# TEXTO:

┄┄┄┄┄┄┄┄┄┄

Kabuga salió de su país en 1994 con destino a Suiza donde obtuvo asilo y luego fue deportado en menos de un mes. Terminó en Kinshasa, la capital de la República Democrática del Congo y después pasó por Bélgica y Kenia, donde estuvo a punto de ser atrapado en 2003.

Su aparición en Francia reflotó una situación evidente desde 1994: la relación distante entre París y Kigali, la capital de Ruanda que fue liberada por su actual presidente, Paul Kagame, sobre quien también pesan acusaciones de magnicidio, genocidio y otros delitos. En Francia se lo juzgó por la muerte de los pilotos de esa nacionalidad que conducían el avión derribado el 6 de abril del ‘94 que llevaba al ex presidente ruandés Juvenal Habyarimana. Ese hecho provocó el inicio de la matanza planificada de antemano de 800 mil tutsis y hutus moderados que solo necesitaba de un disparador como ése.

El ataque con un misil contra la nave en la que también viajaba Cyprien Ntaryamira, el entonces presidente de Burundi, nunca se esclareció. Al actual mandatario de Ruanda otro magistrado le levantó cargos en Madrid. Lo acusó por las muertes de centenares de miles de sus connacionales y ciudadanos congoleños, más nueve españoles, entre médicos y misioneros, que fueron asesinados entre 1994 y el 2000.

┄┄┄┄┄┄┄┄┄┄

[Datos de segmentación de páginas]

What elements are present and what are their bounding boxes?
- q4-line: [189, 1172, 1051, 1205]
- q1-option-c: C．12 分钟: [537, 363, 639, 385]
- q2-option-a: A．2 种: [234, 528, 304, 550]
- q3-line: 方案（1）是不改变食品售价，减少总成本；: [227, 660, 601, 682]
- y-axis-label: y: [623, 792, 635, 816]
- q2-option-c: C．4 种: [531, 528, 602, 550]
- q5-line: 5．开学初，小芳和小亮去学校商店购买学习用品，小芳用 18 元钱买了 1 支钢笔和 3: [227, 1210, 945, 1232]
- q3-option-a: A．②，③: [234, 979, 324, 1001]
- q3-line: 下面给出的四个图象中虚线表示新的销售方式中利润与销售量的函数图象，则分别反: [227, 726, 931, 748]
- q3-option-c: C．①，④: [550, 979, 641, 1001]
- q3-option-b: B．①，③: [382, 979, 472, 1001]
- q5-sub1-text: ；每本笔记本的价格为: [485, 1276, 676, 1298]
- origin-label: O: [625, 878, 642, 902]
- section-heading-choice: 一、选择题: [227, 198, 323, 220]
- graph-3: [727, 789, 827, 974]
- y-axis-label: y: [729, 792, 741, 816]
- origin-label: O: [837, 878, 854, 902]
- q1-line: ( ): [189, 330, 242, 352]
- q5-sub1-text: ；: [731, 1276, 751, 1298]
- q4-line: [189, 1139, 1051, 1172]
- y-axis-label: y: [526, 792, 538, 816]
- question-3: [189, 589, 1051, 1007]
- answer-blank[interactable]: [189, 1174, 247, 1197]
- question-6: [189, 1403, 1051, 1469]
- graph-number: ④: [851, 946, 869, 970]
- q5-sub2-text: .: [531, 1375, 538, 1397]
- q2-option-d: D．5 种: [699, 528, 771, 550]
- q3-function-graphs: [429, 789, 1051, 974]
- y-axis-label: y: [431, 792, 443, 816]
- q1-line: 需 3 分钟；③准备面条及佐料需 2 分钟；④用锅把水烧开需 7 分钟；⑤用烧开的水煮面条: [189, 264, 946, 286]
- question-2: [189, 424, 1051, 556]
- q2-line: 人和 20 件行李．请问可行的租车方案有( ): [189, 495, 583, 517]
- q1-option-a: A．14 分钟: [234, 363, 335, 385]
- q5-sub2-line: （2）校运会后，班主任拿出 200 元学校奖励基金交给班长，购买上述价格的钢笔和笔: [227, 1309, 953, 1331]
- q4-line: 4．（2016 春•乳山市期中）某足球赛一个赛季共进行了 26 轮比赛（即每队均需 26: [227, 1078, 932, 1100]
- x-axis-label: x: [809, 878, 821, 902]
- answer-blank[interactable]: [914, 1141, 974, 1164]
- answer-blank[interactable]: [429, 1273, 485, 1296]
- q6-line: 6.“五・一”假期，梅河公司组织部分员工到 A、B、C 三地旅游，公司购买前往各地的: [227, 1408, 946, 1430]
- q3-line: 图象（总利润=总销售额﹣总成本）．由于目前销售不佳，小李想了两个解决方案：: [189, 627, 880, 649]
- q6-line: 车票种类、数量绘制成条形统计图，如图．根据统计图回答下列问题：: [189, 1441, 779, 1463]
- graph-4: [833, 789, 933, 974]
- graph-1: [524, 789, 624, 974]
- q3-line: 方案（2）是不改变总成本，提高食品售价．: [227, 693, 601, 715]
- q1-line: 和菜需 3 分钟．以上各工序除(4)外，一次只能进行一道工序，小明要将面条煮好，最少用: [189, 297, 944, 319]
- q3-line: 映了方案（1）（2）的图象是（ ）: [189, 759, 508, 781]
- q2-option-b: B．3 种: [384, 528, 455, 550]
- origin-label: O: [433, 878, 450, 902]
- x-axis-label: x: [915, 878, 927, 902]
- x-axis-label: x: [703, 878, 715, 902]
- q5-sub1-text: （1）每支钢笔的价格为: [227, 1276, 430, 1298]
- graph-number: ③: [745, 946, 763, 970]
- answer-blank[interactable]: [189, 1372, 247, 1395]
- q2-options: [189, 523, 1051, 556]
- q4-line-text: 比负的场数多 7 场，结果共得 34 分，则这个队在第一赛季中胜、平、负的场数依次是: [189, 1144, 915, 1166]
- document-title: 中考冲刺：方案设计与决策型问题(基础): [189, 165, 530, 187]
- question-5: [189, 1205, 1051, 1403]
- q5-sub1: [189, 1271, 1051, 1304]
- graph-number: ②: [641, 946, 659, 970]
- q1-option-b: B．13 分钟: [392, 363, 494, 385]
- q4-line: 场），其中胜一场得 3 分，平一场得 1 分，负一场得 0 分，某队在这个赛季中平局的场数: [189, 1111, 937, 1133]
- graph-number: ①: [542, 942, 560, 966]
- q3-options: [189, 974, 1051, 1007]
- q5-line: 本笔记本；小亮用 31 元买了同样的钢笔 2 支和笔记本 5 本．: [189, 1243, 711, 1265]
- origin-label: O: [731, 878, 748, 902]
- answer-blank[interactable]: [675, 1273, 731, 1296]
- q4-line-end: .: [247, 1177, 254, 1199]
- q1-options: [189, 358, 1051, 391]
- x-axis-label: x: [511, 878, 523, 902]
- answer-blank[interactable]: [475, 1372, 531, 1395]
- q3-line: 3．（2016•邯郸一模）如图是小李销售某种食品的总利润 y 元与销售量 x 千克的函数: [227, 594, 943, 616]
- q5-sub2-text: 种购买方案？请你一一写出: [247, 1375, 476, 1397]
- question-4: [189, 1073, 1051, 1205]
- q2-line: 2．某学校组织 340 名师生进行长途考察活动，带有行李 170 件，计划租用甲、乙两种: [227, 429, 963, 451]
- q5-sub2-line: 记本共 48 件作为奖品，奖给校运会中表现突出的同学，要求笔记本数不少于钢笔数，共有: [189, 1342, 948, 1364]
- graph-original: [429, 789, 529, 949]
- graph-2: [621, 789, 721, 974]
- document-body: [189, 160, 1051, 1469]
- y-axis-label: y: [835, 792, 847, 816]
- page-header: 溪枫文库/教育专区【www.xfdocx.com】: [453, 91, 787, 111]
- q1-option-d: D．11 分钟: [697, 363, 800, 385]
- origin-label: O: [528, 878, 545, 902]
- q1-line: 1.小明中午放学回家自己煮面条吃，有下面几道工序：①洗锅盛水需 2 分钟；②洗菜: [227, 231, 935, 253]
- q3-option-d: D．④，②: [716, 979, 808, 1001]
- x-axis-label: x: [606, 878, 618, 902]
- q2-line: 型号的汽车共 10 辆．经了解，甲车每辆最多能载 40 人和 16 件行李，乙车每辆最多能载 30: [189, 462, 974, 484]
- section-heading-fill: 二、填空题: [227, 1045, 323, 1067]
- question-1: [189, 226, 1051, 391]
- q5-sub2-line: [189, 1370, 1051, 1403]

┄┄┄┄┄┄┄┄┄┄

# CONSIGNA:
Indica si cada afirmación coincide con el texto y responde sí o no, citando literalmente las palabras del texto que lo deciden: 1. Kabuga obtuvo asilo en Suiza. 2. El ataque con un misil contra el avión se llegó a aclarar. 3. Entre los asesinados entre 1994 y el 2000 había nueve españoles.

# RESPUESTA:
1. Sí: «con destino a Suiza donde obtuvo asilo».
2. No: «nunca se esclareció».
3. Sí: «más nueve españoles, entre médicos y misioneros, que fueron asesinados entre 1994 y el 2000».